» What to produce
In the records below, find the line that contains "What does this". Retype that line and all the lines after it through the end, leaving out the pictures.

» Rows
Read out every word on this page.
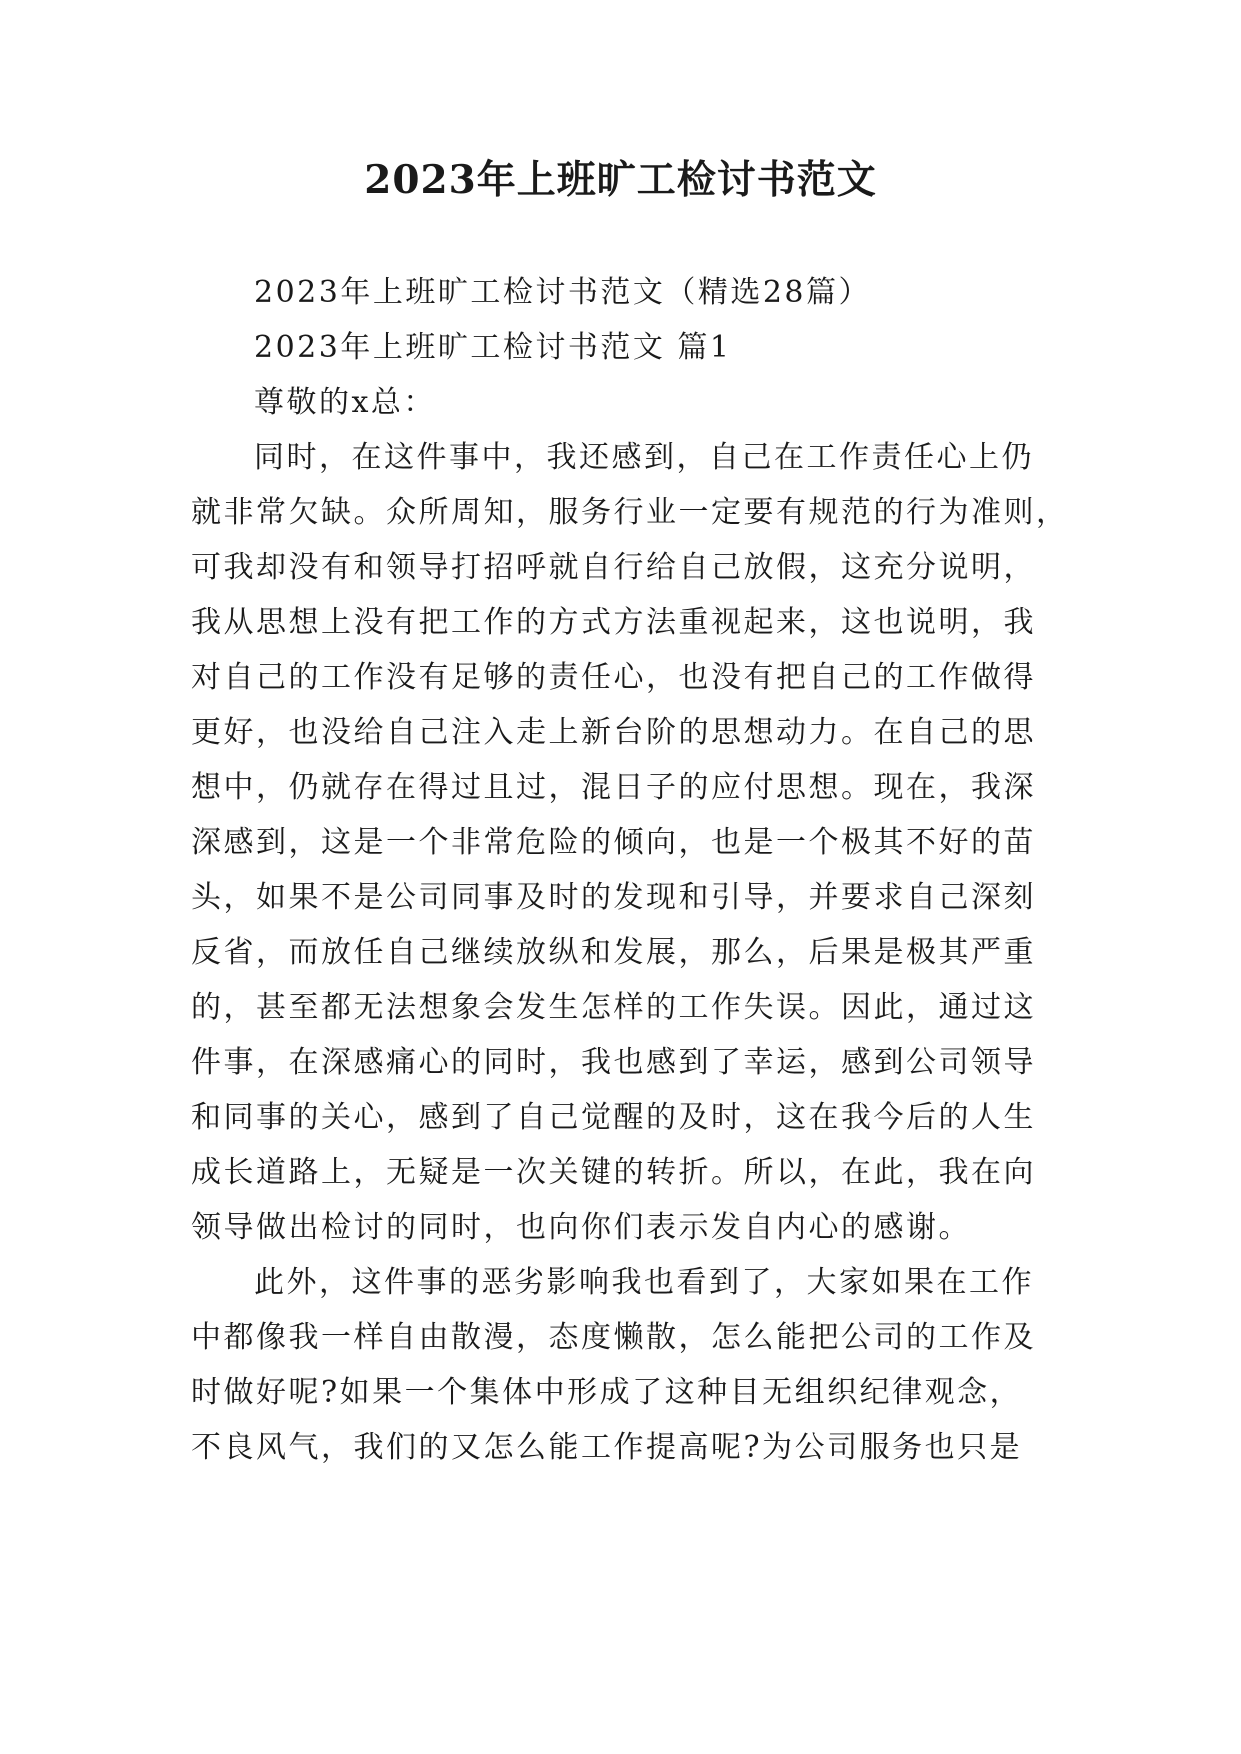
2023年上班旷工检讨书范文
2023年上班旷工检讨书范文（精选28篇）
2023年上班旷工检讨书范文 篇1
尊敬的x总：
同时，在这件事中，我还感到，自己在工作责任心上仍
就非常欠缺。众所周知，服务行业一定要有规范的行为准则，
可我却没有和领导打招呼就自行给自己放假，这充分说明，
我从思想上没有把工作的方式方法重视起来，这也说明，我
对自己的工作没有足够的责任心，也没有把自己的工作做得
更好，也没给自己注入走上新台阶的思想动力。在自己的思
想中，仍就存在得过且过，混日子的应付思想。现在，我深
深感到，这是一个非常危险的倾向，也是一个极其不好的苗
头，如果不是公司同事及时的发现和引导，并要求自己深刻
反省，而放任自己继续放纵和发展，那么，后果是极其严重
的，甚至都无法想象会发生怎样的工作失误。因此，通过这
件事，在深感痛心的同时，我也感到了幸运，感到公司领导
和同事的关心，感到了自己觉醒的及时，这在我今后的人生
成长道路上，无疑是一次关键的转折。所以，在此，我在向
领导做出检讨的同时，也向你们表示发自内心的感谢。
此外，这件事的恶劣影响我也看到了，大家如果在工作
中都像我一样自由散漫，态度懒散，怎么能把公司的工作及
时做好呢?如果一个集体中形成了这种目无组织纪律观念，
不良风气，我们的又怎么能工作提高呢?为公司服务也只是
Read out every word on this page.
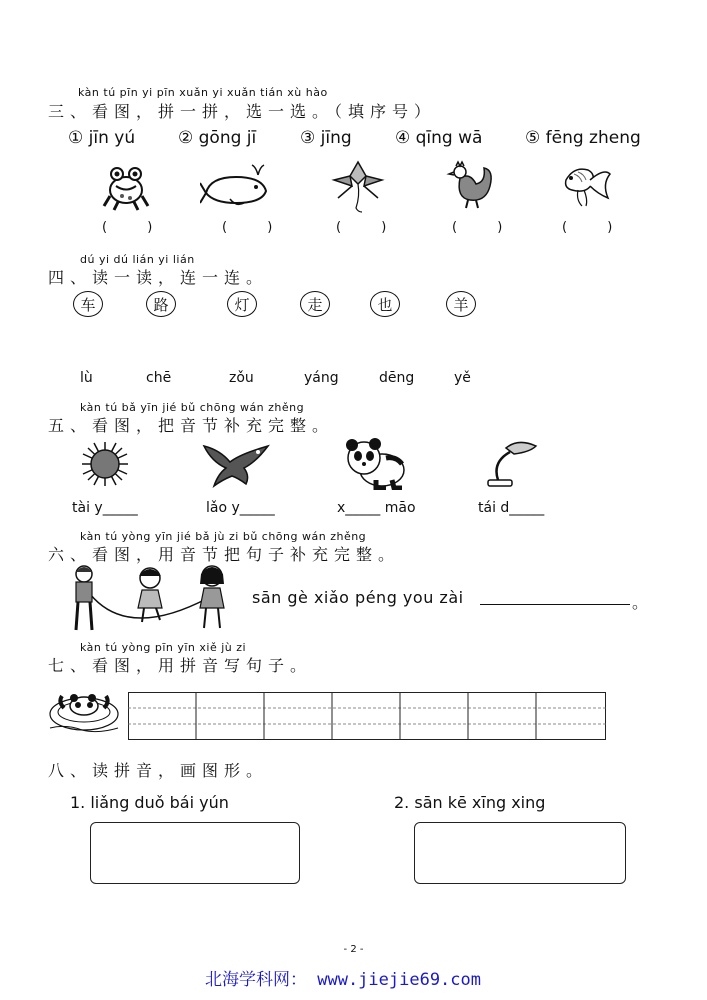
kàn tú pīn yi pīn xuǎn yi xuǎn tián xù hào
三、看图，拼一拼，选一选。（填序号）
① jīn yú	② gōng jī	③ jīng	④ qīng wā	⑤ fēng zheng
( )	( )	( )	( )	( )
dú yi dú lián yi lián
四、读一读，连一连。
车	路	灯	走	也	羊
lù	chē	zǒu	yáng	dēng	yě
kàn tú bǎ yīn jié bǔ chōng wán zhěng
五、看图，把音节补充完整。
tài y_____	lǎo y_____	x_____ māo	tái d_____
kàn tú yòng yīn jié bǎ jù zi bǔ chōng wán zhěng
六、看图，用音节把句子补充完整。
sān gè xiǎo péng you zài	。
kàn tú yòng pīn yīn xiě jù zi
七、看图，用拼音写句子。
八、读拼音，画图形。
1. liǎng duǒ bái yún	2. sān kē xīng xing
- 2 -
北海学科网： www.jiejie69.com
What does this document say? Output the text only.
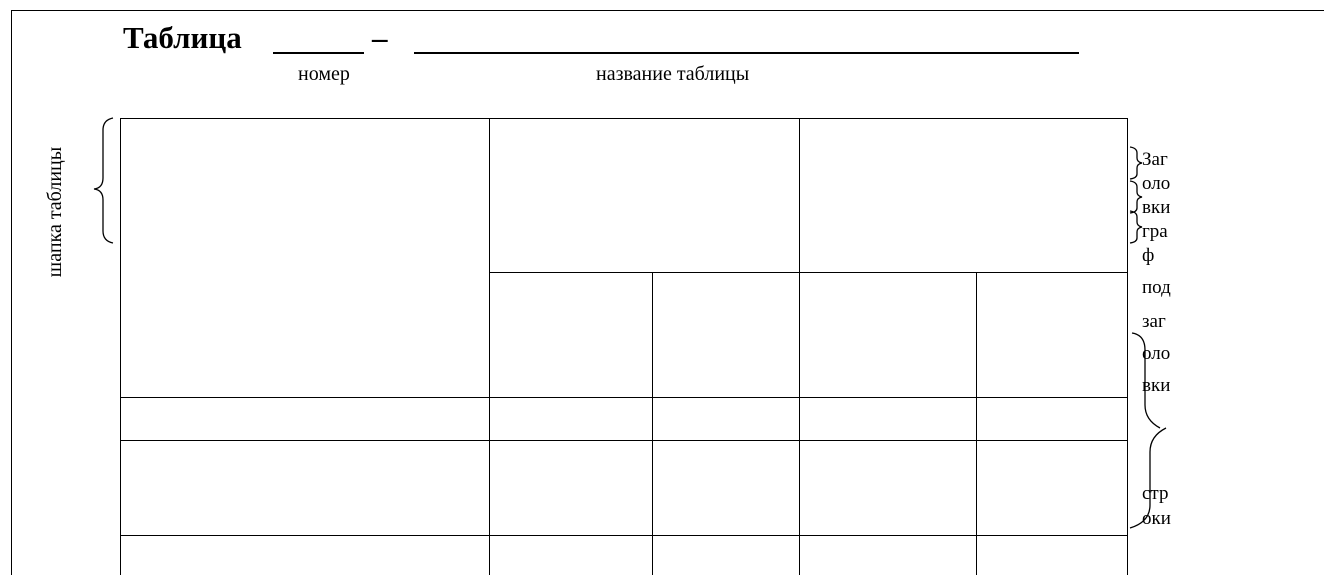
Таблица	–
номер	название таблицы
шапка таблицы	Заг
оло
вки
гра
ф
под
заг
оло
вки
стр
оки
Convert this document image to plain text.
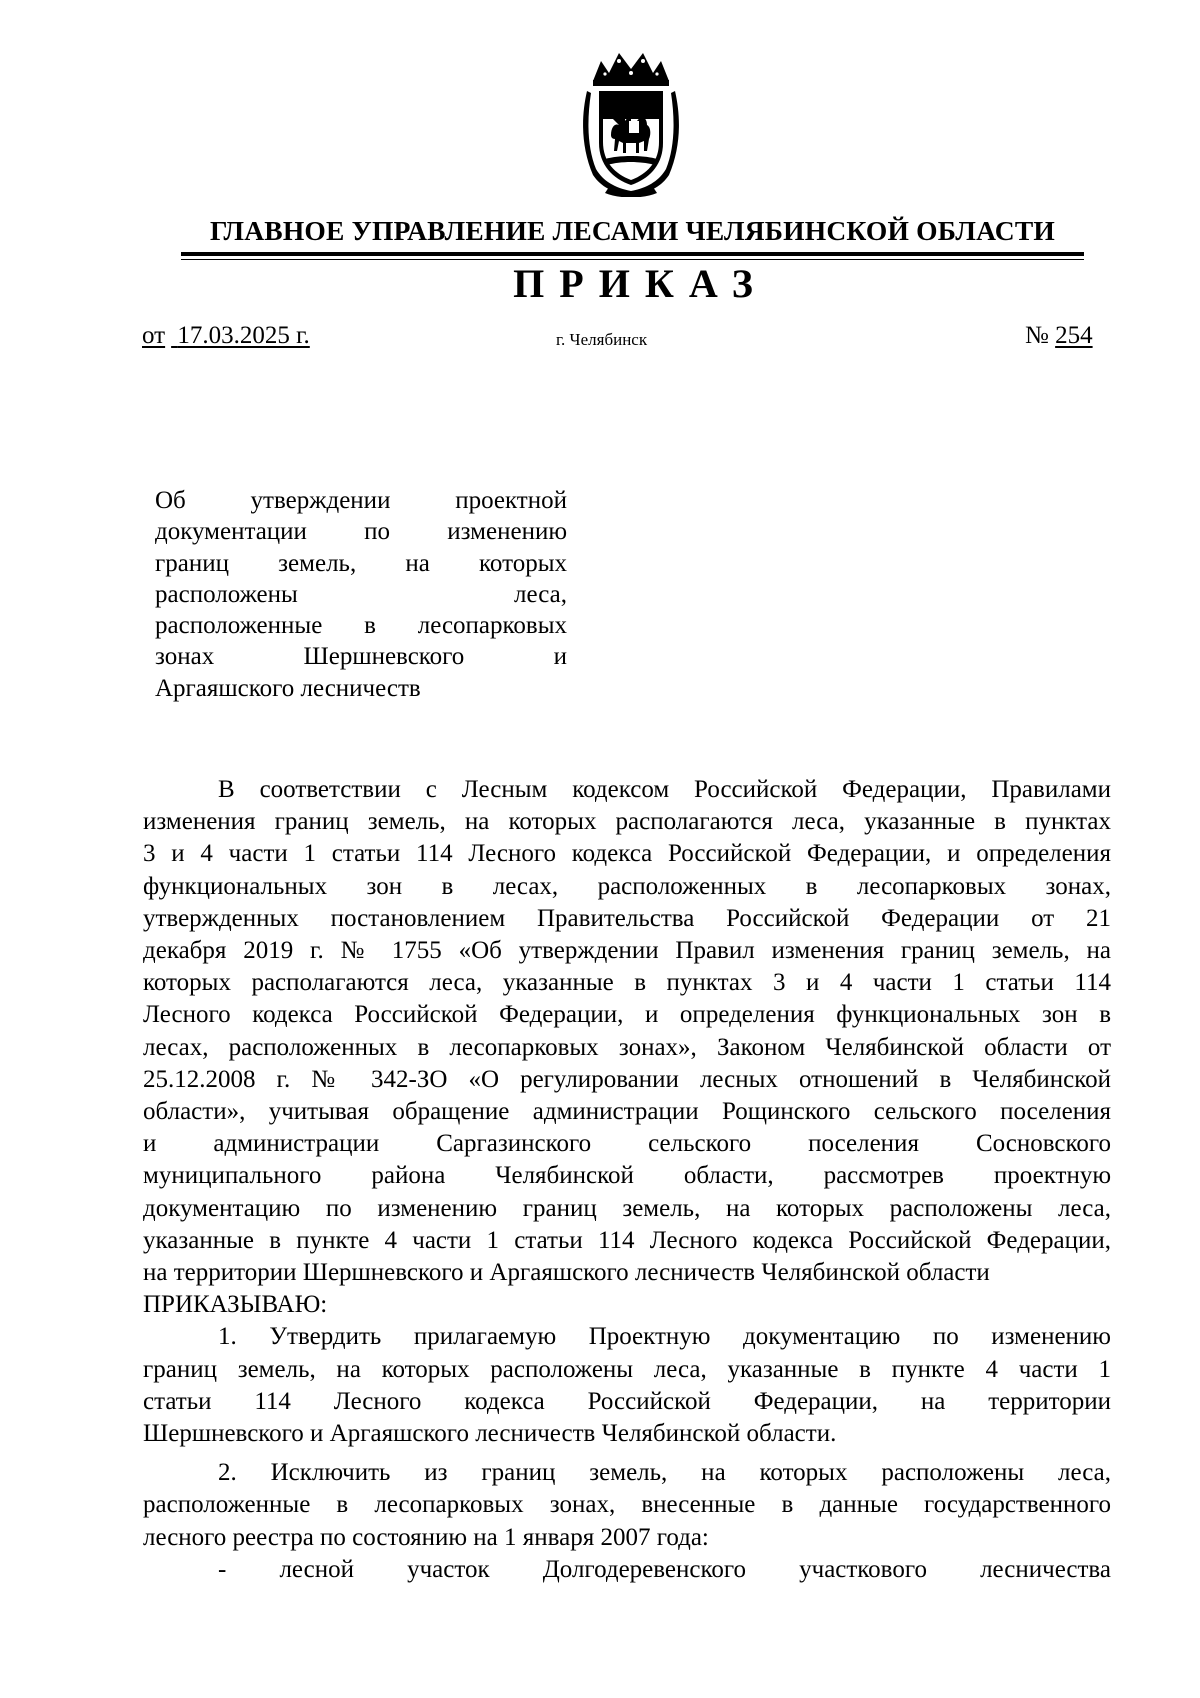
ГЛАВНОЕ УПРАВЛЕНИЕ ЛЕСАМИ ЧЕЛЯБИНСКОЙ ОБЛАСТИ
ПРИКАЗ
от 17.03.2025 г.	г. Челябинск	№ 254
Об утверждении проектной
документации по изменению
границ земель, на которых
расположены леса,
расположенные в лесопарковых
зонах Шершневского и
Аргаяшского лесничеств
В соответствии с Лесным кодексом Российской Федерации, Правилами
изменения границ земель, на которых располагаются леса, указанные в пунктах
3 и 4 части 1 статьи 114 Лесного кодекса Российской Федерации, и определения
функциональных зон в лесах, расположенных в лесопарковых зонах,
утвержденных постановлением Правительства Российской Федерации от 21
декабря 2019 г. № 1755 «Об утверждении Правил изменения границ земель, на
которых располагаются леса, указанные в пунктах 3 и 4 части 1 статьи 114
Лесного кодекса Российской Федерации, и определения функциональных зон в
лесах, расположенных в лесопарковых зонах», Законом Челябинской области от
25.12.2008 г. № 342-ЗО «О регулировании лесных отношений в Челябинской
области», учитывая обращение администрации Рощинского сельского поселения
и администрации Саргазинского сельского поселения Сосновского
муниципального района Челябинской области, рассмотрев проектную
документацию по изменению границ земель, на которых расположены леса,
указанные в пункте 4 части 1 статьи 114 Лесного кодекса Российской Федерации,
на территории Шершневского и Аргаяшского лесничеств Челябинской области
ПРИКАЗЫВАЮ:
1. Утвердить прилагаемую Проектную документацию по изменению
границ земель, на которых расположены леса, указанные в пункте 4 части 1
статьи 114 Лесного кодекса Российской Федерации, на территории
Шершневского и Аргаяшского лесничеств Челябинской области.
2. Исключить из границ земель, на которых расположены леса,
расположенные в лесопарковых зонах, внесенные в данные государственного
лесного реестра по состоянию на 1 января 2007 года:
- лесной участок Долгодеревенского участкового лесничества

» Response to the task
What does this document say? Output the text only.
Таблица	–
номер	название таблицы
шапка таблицы	Заг
оло
вки
гра
ф
под
заг
оло
вки
стр
оки
Convert this document image to plain text.
ГЛАВНОЕ УПРАВЛЕНИЕ ЛЕСАМИ ЧЕЛЯБИНСКОЙ ОБЛАСТИ
ПРИКАЗ
от 17.03.2025 г.	г. Челябинск	№ 254
Об утверждении проектной
документации по изменению
границ земель, на которых
расположены леса,
расположенные в лесопарковых
зонах Шершневского и
Аргаяшского лесничеств
В соответствии с Лесным кодексом Российской Федерации, Правилами
изменения границ земель, на которых располагаются леса, указанные в пунктах
3 и 4 части 1 статьи 114 Лесного кодекса Российской Федерации, и определения
функциональных зон в лесах, расположенных в лесопарковых зонах,
утвержденных постановлением Правительства Российской Федерации от 21
декабря 2019 г. № 1755 «Об утверждении Правил изменения границ земель, на
которых располагаются леса, указанные в пунктах 3 и 4 части 1 статьи 114
Лесного кодекса Российской Федерации, и определения функциональных зон в
лесах, расположенных в лесопарковых зонах», Законом Челябинской области от
25.12.2008 г. № 342-ЗО «О регулировании лесных отношений в Челябинской
области», учитывая обращение администрации Рощинского сельского поселения
и администрации Саргазинского сельского поселения Сосновского
муниципального района Челябинской области, рассмотрев проектную
документацию по изменению границ земель, на которых расположены леса,
указанные в пункте 4 части 1 статьи 114 Лесного кодекса Российской Федерации,
на территории Шершневского и Аргаяшского лесничеств Челябинской области
ПРИКАЗЫВАЮ:
1. Утвердить прилагаемую Проектную документацию по изменению
границ земель, на которых расположены леса, указанные в пункте 4 части 1
статьи 114 Лесного кодекса Российской Федерации, на территории
Шершневского и Аргаяшского лесничеств Челябинской области.
2. Исключить из границ земель, на которых расположены леса,
расположенные в лесопарковых зонах, внесенные в данные государственного
лесного реестра по состоянию на 1 января 2007 года:
- лесной участок Долгодеревенского участкового лесничества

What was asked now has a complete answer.